# [AIM OF THE TASK]
Return each line containing "Specify".

(Stored data entries)
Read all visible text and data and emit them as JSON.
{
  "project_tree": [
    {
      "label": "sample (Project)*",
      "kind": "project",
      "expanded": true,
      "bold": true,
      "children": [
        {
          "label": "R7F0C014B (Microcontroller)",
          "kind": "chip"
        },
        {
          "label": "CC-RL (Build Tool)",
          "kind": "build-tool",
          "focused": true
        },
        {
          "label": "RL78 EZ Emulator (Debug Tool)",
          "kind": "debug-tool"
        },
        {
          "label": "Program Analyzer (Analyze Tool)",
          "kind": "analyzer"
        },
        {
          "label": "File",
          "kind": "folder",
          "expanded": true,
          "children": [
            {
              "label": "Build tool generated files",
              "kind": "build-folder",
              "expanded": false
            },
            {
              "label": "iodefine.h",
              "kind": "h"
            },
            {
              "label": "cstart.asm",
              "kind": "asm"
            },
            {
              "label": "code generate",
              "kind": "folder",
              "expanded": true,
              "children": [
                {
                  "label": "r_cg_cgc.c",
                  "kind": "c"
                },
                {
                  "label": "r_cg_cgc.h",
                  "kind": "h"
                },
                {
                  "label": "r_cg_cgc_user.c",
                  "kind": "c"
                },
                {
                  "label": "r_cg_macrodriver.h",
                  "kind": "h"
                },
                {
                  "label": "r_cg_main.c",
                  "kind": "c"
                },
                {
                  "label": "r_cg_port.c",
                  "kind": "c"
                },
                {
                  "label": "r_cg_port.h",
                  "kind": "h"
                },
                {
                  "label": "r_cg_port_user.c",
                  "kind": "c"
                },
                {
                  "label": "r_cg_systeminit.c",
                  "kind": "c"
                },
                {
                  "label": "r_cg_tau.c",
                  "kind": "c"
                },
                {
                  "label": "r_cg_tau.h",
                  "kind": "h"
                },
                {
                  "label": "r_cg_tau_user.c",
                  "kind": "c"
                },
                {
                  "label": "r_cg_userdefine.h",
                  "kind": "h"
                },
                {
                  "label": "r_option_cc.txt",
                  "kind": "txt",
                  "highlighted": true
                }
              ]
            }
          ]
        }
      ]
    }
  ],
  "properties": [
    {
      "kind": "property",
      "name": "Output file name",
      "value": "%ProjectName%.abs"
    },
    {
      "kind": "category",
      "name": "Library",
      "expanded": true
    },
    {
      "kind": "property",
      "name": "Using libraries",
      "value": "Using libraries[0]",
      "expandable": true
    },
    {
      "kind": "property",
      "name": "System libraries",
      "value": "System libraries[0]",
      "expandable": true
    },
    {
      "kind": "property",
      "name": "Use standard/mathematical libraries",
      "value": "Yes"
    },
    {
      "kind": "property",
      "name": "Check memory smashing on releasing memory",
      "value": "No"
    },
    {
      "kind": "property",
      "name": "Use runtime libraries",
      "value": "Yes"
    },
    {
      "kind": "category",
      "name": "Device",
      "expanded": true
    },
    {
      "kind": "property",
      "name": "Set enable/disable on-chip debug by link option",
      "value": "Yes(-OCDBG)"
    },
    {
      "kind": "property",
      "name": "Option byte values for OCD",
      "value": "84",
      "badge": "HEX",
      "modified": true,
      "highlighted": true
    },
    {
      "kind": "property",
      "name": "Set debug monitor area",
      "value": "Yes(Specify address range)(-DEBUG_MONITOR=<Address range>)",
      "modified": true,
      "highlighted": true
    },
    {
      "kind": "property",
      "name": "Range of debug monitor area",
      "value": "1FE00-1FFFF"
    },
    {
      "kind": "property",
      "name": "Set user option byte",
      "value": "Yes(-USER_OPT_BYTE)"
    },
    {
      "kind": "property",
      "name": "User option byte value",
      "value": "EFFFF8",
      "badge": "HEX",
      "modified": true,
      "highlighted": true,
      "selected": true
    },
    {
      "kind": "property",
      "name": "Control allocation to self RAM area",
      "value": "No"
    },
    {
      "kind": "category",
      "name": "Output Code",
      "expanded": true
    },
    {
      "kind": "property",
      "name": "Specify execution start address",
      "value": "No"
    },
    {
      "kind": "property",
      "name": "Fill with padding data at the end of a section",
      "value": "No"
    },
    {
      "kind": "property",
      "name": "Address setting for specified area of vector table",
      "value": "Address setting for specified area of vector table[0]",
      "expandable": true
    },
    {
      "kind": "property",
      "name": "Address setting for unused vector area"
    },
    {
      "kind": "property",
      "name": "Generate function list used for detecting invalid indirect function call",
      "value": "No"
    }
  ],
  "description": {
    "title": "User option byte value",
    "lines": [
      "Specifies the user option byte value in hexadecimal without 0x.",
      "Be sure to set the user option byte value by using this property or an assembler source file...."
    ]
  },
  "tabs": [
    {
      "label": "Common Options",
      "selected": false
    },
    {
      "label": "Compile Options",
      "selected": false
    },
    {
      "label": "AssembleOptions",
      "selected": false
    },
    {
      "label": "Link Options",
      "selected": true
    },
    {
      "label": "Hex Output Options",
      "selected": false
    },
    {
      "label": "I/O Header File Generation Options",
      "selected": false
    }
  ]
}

# [WRITTEN RESPONSE]
      "value": "Yes(Specify address range)(-DEBUG_MONITOR=<Address range>)",
      "name": "Specify execution start address",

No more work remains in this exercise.